Data records
%%

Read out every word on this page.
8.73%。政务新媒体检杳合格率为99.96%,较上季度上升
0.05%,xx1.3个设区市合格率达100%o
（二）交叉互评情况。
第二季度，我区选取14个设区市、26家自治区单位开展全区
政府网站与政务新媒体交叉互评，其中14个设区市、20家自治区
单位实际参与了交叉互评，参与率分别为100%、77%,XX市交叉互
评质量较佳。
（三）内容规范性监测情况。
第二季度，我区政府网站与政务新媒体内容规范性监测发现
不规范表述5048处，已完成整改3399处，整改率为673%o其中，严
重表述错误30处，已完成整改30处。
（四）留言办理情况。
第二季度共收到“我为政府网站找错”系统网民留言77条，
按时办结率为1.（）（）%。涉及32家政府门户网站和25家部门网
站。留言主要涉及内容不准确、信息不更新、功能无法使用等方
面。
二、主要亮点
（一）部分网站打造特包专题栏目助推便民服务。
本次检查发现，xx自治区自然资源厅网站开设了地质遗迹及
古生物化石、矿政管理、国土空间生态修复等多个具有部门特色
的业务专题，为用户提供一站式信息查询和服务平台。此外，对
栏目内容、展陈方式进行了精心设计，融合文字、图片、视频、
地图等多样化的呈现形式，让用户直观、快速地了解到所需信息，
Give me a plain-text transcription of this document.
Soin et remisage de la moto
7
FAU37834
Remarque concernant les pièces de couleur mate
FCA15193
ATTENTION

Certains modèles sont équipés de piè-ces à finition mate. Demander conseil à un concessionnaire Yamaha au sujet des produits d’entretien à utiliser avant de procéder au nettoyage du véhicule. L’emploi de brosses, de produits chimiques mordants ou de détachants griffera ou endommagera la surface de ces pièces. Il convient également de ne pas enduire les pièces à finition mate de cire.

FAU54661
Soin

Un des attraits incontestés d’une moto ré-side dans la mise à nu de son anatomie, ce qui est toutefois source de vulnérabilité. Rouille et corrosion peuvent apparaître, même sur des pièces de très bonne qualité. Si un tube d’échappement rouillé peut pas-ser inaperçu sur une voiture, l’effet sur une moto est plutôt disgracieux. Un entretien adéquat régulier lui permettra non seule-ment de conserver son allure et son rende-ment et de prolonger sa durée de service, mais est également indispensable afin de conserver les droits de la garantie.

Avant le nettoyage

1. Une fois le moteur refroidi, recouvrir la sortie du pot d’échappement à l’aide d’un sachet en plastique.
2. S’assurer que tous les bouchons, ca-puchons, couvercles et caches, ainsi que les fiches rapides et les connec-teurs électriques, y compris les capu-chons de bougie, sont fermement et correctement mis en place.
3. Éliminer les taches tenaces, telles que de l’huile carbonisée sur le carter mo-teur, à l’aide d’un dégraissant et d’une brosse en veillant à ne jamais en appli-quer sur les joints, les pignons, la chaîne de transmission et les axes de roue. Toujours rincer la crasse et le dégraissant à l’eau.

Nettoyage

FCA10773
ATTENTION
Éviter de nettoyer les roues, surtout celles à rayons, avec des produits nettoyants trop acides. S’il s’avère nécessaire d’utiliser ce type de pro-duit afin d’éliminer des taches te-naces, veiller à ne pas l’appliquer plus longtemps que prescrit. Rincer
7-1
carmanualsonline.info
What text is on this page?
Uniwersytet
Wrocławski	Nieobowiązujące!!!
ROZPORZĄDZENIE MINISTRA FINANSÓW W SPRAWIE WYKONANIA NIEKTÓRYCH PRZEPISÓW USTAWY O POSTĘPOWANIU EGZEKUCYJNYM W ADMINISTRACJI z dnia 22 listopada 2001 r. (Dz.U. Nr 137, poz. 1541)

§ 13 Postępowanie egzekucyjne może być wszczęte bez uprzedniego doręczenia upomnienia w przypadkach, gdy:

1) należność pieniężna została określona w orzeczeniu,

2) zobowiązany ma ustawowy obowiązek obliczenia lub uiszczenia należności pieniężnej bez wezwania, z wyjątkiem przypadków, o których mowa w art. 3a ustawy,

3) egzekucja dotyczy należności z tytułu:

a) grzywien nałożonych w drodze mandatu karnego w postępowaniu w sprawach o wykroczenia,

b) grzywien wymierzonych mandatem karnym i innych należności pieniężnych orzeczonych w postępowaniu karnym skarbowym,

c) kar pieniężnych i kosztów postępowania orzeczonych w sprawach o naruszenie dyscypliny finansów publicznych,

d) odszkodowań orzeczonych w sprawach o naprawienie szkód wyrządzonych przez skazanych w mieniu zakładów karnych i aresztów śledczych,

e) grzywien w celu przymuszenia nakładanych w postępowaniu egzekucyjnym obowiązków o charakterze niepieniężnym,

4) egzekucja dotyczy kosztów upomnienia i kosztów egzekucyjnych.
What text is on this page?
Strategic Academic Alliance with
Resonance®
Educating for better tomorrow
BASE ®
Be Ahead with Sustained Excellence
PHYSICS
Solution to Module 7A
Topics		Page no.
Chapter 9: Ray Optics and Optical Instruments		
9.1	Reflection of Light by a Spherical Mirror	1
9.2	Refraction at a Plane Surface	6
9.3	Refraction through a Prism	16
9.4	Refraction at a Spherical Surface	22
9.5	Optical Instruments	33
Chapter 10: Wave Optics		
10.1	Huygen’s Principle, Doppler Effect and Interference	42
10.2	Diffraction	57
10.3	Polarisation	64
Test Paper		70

%%

* _WHAT IS BEING ASKED_
Each entry above is to be printed again exactly.

* _RESPONSE TO THE TASK_
Read out every word on this page.
8.73%。政务新媒体检杳合格率为99.96%,较上季度上升
0.05%,xx1.3个设区市合格率达100%o
（二）交叉互评情况。
第二季度，我区选取14个设区市、26家自治区单位开展全区
政府网站与政务新媒体交叉互评，其中14个设区市、20家自治区
单位实际参与了交叉互评，参与率分别为100%、77%,XX市交叉互
评质量较佳。
（三）内容规范性监测情况。
第二季度，我区政府网站与政务新媒体内容规范性监测发现
不规范表述5048处，已完成整改3399处，整改率为673%o其中，严
重表述错误30处，已完成整改30处。
（四）留言办理情况。
第二季度共收到“我为政府网站找错”系统网民留言77条，
按时办结率为1.（）（）%。涉及32家政府门户网站和25家部门网
站。留言主要涉及内容不准确、信息不更新、功能无法使用等方
面。
二、主要亮点
（一）部分网站打造特包专题栏目助推便民服务。
本次检查发现，xx自治区自然资源厅网站开设了地质遗迹及
古生物化石、矿政管理、国土空间生态修复等多个具有部门特色
的业务专题，为用户提供一站式信息查询和服务平台。此外，对
栏目内容、展陈方式进行了精心设计，融合文字、图片、视频、
地图等多样化的呈现形式，让用户直观、快速地了解到所需信息，
Give me a plain-text transcription of this document.
Soin et remisage de la moto
7
FAU37834
Remarque concernant les pièces de couleur mate
FCA15193
ATTENTION

Certains modèles sont équipés de piè-ces à finition mate. Demander conseil à un concessionnaire Yamaha au sujet des produits d’entretien à utiliser avant de procéder au nettoyage du véhicule. L’emploi de brosses, de produits chimiques mordants ou de détachants griffera ou endommagera la surface de ces pièces. Il convient également de ne pas enduire les pièces à finition mate de cire.

FAU54661
Soin

Un des attraits incontestés d’une moto ré-side dans la mise à nu de son anatomie, ce qui est toutefois source de vulnérabilité. Rouille et corrosion peuvent apparaître, même sur des pièces de très bonne qualité. Si un tube d’échappement rouillé peut pas-ser inaperçu sur une voiture, l’effet sur une moto est plutôt disgracieux. Un entretien adéquat régulier lui permettra non seule-ment de conserver son allure et son rende-ment et de prolonger sa durée de service, mais est également indispensable afin de conserver les droits de la garantie.

Avant le nettoyage

1. Une fois le moteur refroidi, recouvrir la sortie du pot d’échappement à l’aide d’un sachet en plastique.
2. S’assurer que tous les bouchons, ca-puchons, couvercles et caches, ainsi que les fiches rapides et les connec-teurs électriques, y compris les capu-chons de bougie, sont fermement et correctement mis en place.
3. Éliminer les taches tenaces, telles que de l’huile carbonisée sur le carter mo-teur, à l’aide d’un dégraissant et d’une brosse en veillant à ne jamais en appli-quer sur les joints, les pignons, la chaîne de transmission et les axes de roue. Toujours rincer la crasse et le dégraissant à l’eau.

Nettoyage

FCA10773
ATTENTION
Éviter de nettoyer les roues, surtout celles à rayons, avec des produits nettoyants trop acides. S’il s’avère nécessaire d’utiliser ce type de pro-duit afin d’éliminer des taches te-naces, veiller à ne pas l’appliquer plus longtemps que prescrit. Rincer
7-1
carmanualsonline.info
What text is on this page?
Uniwersytet
Wrocławski	Nieobowiązujące!!!
ROZPORZĄDZENIE MINISTRA FINANSÓW W SPRAWIE WYKONANIA NIEKTÓRYCH PRZEPISÓW USTAWY O POSTĘPOWANIU EGZEKUCYJNYM W ADMINISTRACJI z dnia 22 listopada 2001 r. (Dz.U. Nr 137, poz. 1541)

§ 13 Postępowanie egzekucyjne może być wszczęte bez uprzedniego doręczenia upomnienia w przypadkach, gdy:

1) należność pieniężna została określona w orzeczeniu,

2) zobowiązany ma ustawowy obowiązek obliczenia lub uiszczenia należności pieniężnej bez wezwania, z wyjątkiem przypadków, o których mowa w art. 3a ustawy,

3) egzekucja dotyczy należności z tytułu:

a) grzywien nałożonych w drodze mandatu karnego w postępowaniu w sprawach o wykroczenia,

b) grzywien wymierzonych mandatem karnym i innych należności pieniężnych orzeczonych w postępowaniu karnym skarbowym,

c) kar pieniężnych i kosztów postępowania orzeczonych w sprawach o naruszenie dyscypliny finansów publicznych,

d) odszkodowań orzeczonych w sprawach o naprawienie szkód wyrządzonych przez skazanych w mieniu zakładów karnych i aresztów śledczych,

e) grzywien w celu przymuszenia nakładanych w postępowaniu egzekucyjnym obowiązków o charakterze niepieniężnym,

4) egzekucja dotyczy kosztów upomnienia i kosztów egzekucyjnych.
What text is on this page?
Strategic Academic Alliance with
Resonance®
Educating for better tomorrow
BASE ®
Be Ahead with Sustained Excellence
PHYSICS
Solution to Module 7A
Topics		Page no.
Chapter 9: Ray Optics and Optical Instruments		
9.1	Reflection of Light by a Spherical Mirror	1
9.2	Refraction at a Plane Surface	6
9.3	Refraction through a Prism	16
9.4	Refraction at a Spherical Surface	22
9.5	Optical Instruments	33
Chapter 10: Wave Optics		
10.1	Huygen’s Principle, Doppler Effect and Interference	42
10.2	Diffraction	57
10.3	Polarisation	64
Test Paper		70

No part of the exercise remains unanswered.